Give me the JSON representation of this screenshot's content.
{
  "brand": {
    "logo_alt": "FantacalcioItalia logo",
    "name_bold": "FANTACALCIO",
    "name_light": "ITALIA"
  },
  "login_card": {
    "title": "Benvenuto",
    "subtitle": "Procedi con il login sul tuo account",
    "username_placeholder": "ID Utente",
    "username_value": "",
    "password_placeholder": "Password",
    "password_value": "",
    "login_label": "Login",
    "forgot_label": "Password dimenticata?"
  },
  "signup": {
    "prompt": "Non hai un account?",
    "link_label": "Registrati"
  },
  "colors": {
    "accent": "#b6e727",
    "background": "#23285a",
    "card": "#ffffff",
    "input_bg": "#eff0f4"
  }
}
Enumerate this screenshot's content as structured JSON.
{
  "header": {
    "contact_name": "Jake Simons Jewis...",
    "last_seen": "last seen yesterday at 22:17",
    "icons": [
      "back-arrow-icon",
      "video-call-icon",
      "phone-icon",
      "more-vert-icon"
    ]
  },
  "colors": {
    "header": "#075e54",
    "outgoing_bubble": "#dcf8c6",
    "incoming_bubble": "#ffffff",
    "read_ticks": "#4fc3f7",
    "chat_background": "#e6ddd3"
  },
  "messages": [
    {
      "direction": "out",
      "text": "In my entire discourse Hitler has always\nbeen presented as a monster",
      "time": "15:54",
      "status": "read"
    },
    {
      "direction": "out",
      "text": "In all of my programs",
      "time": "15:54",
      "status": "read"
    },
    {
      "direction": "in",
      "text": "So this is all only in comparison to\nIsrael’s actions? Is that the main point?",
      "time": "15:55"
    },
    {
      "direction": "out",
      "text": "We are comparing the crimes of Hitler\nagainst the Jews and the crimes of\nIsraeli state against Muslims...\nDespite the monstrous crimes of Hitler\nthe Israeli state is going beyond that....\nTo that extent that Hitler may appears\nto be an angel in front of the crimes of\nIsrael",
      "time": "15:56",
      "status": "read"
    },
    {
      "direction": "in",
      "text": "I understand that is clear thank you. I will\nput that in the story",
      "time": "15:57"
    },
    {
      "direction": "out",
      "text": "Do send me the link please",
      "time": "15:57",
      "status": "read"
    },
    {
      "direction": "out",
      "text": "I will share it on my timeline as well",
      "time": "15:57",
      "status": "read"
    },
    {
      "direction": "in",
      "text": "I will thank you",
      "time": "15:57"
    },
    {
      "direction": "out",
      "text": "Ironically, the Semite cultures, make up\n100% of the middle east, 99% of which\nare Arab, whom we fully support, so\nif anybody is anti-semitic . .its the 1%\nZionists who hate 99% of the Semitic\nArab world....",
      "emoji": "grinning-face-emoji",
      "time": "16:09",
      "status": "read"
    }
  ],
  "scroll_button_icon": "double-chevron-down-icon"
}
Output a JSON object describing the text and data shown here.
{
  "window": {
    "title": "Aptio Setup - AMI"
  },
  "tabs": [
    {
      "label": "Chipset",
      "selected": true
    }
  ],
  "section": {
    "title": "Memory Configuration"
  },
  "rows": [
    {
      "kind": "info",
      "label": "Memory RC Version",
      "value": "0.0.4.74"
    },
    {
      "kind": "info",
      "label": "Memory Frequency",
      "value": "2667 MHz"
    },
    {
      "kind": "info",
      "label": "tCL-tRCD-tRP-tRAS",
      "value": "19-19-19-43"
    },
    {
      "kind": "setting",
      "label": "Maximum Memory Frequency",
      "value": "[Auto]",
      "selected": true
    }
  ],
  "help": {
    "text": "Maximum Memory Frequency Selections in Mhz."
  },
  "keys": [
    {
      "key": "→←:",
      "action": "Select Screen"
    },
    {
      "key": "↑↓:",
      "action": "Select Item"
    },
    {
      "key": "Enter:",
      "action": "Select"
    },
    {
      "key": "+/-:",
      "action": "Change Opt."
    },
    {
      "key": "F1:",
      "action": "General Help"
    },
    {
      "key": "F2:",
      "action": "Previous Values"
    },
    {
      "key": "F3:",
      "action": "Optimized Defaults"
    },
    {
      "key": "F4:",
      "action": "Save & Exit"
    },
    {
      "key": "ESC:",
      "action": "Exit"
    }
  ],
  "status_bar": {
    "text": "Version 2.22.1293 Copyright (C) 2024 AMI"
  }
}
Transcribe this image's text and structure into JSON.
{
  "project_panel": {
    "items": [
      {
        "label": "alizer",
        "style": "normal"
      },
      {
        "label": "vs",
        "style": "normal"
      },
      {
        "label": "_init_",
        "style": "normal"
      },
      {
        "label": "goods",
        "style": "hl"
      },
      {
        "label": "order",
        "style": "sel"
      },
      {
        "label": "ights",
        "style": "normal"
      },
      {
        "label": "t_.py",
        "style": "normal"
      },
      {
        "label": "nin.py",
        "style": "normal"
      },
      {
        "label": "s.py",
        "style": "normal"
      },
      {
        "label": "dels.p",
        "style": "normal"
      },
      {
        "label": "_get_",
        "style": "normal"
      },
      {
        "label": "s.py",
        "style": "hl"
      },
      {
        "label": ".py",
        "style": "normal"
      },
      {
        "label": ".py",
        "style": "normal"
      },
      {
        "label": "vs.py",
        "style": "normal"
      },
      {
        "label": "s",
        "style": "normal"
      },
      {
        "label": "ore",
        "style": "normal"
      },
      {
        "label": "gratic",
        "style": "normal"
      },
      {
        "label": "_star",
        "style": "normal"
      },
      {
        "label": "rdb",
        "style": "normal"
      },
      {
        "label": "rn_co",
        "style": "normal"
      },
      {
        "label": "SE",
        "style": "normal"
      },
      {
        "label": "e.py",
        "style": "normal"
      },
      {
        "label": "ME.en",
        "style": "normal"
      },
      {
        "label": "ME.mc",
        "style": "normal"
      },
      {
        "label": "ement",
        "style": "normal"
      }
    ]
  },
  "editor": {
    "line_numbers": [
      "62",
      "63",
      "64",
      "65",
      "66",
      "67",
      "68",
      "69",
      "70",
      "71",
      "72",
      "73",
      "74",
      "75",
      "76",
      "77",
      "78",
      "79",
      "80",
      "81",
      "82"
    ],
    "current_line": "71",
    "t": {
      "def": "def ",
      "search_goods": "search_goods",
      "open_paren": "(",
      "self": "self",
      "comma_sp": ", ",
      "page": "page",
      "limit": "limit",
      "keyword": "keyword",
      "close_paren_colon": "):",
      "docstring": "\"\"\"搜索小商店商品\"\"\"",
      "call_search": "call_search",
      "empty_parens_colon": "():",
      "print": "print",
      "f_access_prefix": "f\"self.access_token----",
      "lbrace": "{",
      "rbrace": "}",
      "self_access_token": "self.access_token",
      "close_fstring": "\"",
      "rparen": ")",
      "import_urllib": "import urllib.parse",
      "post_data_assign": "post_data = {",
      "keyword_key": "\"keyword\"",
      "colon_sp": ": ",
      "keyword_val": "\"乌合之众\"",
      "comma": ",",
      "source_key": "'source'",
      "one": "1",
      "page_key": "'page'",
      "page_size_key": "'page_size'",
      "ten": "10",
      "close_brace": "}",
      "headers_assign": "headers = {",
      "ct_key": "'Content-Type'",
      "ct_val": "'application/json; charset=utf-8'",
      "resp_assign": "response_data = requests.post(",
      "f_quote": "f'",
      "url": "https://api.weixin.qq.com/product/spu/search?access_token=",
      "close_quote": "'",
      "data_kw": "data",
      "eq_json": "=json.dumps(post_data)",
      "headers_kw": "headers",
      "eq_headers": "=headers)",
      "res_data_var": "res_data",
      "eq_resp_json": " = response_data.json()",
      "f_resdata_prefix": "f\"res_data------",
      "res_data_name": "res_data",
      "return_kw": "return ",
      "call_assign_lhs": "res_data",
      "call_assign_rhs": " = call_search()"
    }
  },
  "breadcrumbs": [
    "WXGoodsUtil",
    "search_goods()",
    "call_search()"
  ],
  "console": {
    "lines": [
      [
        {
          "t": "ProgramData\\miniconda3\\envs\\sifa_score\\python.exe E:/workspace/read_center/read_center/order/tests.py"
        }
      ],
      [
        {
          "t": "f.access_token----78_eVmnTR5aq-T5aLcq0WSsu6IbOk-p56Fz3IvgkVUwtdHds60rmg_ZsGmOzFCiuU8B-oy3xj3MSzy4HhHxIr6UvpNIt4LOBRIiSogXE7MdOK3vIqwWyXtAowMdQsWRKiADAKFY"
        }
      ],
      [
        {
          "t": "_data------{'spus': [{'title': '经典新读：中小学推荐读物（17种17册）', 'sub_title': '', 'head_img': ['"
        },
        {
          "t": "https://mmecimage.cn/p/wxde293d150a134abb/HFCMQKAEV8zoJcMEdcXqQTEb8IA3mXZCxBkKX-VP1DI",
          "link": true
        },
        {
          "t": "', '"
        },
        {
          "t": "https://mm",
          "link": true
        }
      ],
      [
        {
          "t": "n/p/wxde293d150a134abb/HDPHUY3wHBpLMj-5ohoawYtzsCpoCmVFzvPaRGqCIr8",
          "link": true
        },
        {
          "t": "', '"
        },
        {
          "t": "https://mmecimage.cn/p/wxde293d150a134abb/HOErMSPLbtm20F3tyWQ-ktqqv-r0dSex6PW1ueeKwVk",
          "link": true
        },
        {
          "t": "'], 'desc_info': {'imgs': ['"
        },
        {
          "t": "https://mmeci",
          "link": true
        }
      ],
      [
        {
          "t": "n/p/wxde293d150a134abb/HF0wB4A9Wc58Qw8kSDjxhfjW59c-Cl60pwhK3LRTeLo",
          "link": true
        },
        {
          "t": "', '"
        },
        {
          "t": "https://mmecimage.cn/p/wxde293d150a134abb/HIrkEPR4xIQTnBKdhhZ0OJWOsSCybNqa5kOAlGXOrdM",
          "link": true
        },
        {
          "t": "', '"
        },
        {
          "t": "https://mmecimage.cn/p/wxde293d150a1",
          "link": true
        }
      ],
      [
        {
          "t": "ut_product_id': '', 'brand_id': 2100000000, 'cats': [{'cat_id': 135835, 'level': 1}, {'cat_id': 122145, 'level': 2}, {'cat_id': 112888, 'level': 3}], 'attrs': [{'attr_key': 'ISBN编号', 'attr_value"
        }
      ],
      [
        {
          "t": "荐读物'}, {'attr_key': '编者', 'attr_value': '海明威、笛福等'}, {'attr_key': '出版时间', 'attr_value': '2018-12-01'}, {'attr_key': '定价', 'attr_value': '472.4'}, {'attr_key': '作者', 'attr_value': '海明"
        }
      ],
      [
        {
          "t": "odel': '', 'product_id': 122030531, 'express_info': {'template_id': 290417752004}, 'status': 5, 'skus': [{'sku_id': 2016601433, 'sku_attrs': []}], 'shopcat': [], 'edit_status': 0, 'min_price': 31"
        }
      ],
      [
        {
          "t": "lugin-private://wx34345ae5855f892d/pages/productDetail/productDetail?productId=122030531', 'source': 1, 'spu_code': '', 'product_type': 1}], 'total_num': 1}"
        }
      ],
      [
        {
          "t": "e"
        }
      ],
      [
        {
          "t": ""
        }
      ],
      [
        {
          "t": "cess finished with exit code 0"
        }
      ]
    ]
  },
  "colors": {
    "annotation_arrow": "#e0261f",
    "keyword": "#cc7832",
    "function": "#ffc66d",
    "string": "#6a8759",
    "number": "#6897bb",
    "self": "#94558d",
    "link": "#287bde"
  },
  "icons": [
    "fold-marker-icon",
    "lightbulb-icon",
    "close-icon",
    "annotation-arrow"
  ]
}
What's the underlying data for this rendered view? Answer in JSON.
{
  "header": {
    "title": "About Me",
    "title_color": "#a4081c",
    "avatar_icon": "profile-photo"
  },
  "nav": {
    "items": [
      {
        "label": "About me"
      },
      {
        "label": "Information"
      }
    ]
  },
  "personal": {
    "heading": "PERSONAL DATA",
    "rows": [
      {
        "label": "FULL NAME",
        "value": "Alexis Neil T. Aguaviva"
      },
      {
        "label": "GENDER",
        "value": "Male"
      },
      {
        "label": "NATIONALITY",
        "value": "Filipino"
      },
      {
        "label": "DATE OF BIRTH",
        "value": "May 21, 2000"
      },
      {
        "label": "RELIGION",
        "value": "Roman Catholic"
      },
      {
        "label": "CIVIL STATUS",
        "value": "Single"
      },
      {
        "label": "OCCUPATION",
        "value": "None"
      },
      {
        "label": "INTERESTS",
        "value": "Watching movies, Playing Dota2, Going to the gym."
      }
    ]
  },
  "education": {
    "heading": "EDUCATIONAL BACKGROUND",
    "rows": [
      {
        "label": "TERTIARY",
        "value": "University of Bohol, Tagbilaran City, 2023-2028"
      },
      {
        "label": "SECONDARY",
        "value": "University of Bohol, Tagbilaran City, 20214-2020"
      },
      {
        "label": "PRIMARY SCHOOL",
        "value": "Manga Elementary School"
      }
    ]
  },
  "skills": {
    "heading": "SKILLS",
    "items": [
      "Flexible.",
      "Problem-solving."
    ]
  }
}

——

*Task description:* Locate all lines holding the word "City", then copy them out.

*Result of the exercise:*
        "value": "University of Bohol, Tagbilaran City, 2023-2028"
        "value": "University of Bohol, Tagbilaran City, 20214-2020"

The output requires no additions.